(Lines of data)
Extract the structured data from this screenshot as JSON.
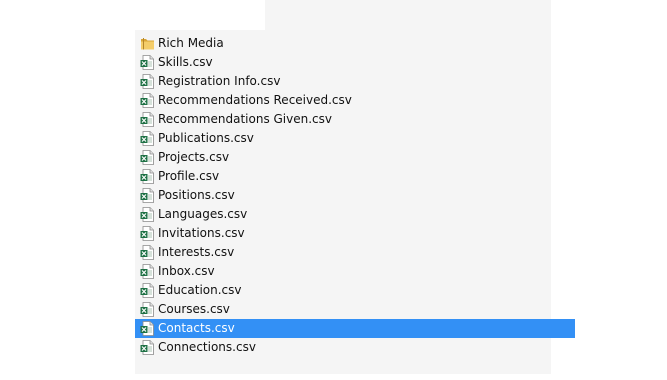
{
  "files": [
    {
      "name": "Rich Media",
      "icon": "folder-icon",
      "type": "folder",
      "selected": false
    },
    {
      "name": "Skills.csv",
      "icon": "excel-csv-icon",
      "type": "csv",
      "selected": false
    },
    {
      "name": "Registration Info.csv",
      "icon": "excel-csv-icon",
      "type": "csv",
      "selected": false
    },
    {
      "name": "Recommendations Received.csv",
      "icon": "excel-csv-icon",
      "type": "csv",
      "selected": false
    },
    {
      "name": "Recommendations Given.csv",
      "icon": "excel-csv-icon",
      "type": "csv",
      "selected": false
    },
    {
      "name": "Publications.csv",
      "icon": "excel-csv-icon",
      "type": "csv",
      "selected": false
    },
    {
      "name": "Projects.csv",
      "icon": "excel-csv-icon",
      "type": "csv",
      "selected": false
    },
    {
      "name": "Profile.csv",
      "icon": "excel-csv-icon",
      "type": "csv",
      "selected": false
    },
    {
      "name": "Positions.csv",
      "icon": "excel-csv-icon",
      "type": "csv",
      "selected": false
    },
    {
      "name": "Languages.csv",
      "icon": "excel-csv-icon",
      "type": "csv",
      "selected": false
    },
    {
      "name": "Invitations.csv",
      "icon": "excel-csv-icon",
      "type": "csv",
      "selected": false
    },
    {
      "name": "Interests.csv",
      "icon": "excel-csv-icon",
      "type": "csv",
      "selected": false
    },
    {
      "name": "Inbox.csv",
      "icon": "excel-csv-icon",
      "type": "csv",
      "selected": false
    },
    {
      "name": "Education.csv",
      "icon": "excel-csv-icon",
      "type": "csv",
      "selected": false
    },
    {
      "name": "Courses.csv",
      "icon": "excel-csv-icon",
      "type": "csv",
      "selected": false
    },
    {
      "name": "Contacts.csv",
      "icon": "excel-csv-icon",
      "type": "csv",
      "selected": true
    },
    {
      "name": "Connections.csv",
      "icon": "excel-csv-icon",
      "type": "csv",
      "selected": false
    }
  ],
  "colors": {
    "selection": "#3390f5",
    "panel": "#f5f5f5",
    "excel_green": "#1e7145",
    "folder_yellow": "#e8b84a"
  }
}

Exercise aim:
Leave the pictures out and reproduce all of the records exactly.

The completed task:
Extract the structured data from this screenshot as JSON.
{
  "files": [
    {
      "name": "Rich Media",
      "icon": "folder-icon",
      "type": "folder",
      "selected": false
    },
    {
      "name": "Skills.csv",
      "icon": "excel-csv-icon",
      "type": "csv",
      "selected": false
    },
    {
      "name": "Registration Info.csv",
      "icon": "excel-csv-icon",
      "type": "csv",
      "selected": false
    },
    {
      "name": "Recommendations Received.csv",
      "icon": "excel-csv-icon",
      "type": "csv",
      "selected": false
    },
    {
      "name": "Recommendations Given.csv",
      "icon": "excel-csv-icon",
      "type": "csv",
      "selected": false
    },
    {
      "name": "Publications.csv",
      "icon": "excel-csv-icon",
      "type": "csv",
      "selected": false
    },
    {
      "name": "Projects.csv",
      "icon": "excel-csv-icon",
      "type": "csv",
      "selected": false
    },
    {
      "name": "Profile.csv",
      "icon": "excel-csv-icon",
      "type": "csv",
      "selected": false
    },
    {
      "name": "Positions.csv",
      "icon": "excel-csv-icon",
      "type": "csv",
      "selected": false
    },
    {
      "name": "Languages.csv",
      "icon": "excel-csv-icon",
      "type": "csv",
      "selected": false
    },
    {
      "name": "Invitations.csv",
      "icon": "excel-csv-icon",
      "type": "csv",
      "selected": false
    },
    {
      "name": "Interests.csv",
      "icon": "excel-csv-icon",
      "type": "csv",
      "selected": false
    },
    {
      "name": "Inbox.csv",
      "icon": "excel-csv-icon",
      "type": "csv",
      "selected": false
    },
    {
      "name": "Education.csv",
      "icon": "excel-csv-icon",
      "type": "csv",
      "selected": false
    },
    {
      "name": "Courses.csv",
      "icon": "excel-csv-icon",
      "type": "csv",
      "selected": false
    },
    {
      "name": "Contacts.csv",
      "icon": "excel-csv-icon",
      "type": "csv",
      "selected": true
    },
    {
      "name": "Connections.csv",
      "icon": "excel-csv-icon",
      "type": "csv",
      "selected": false
    }
  ],
  "colors": {
    "selection": "#3390f5",
    "panel": "#f5f5f5",
    "excel_green": "#1e7145",
    "folder_yellow": "#e8b84a"
  }
}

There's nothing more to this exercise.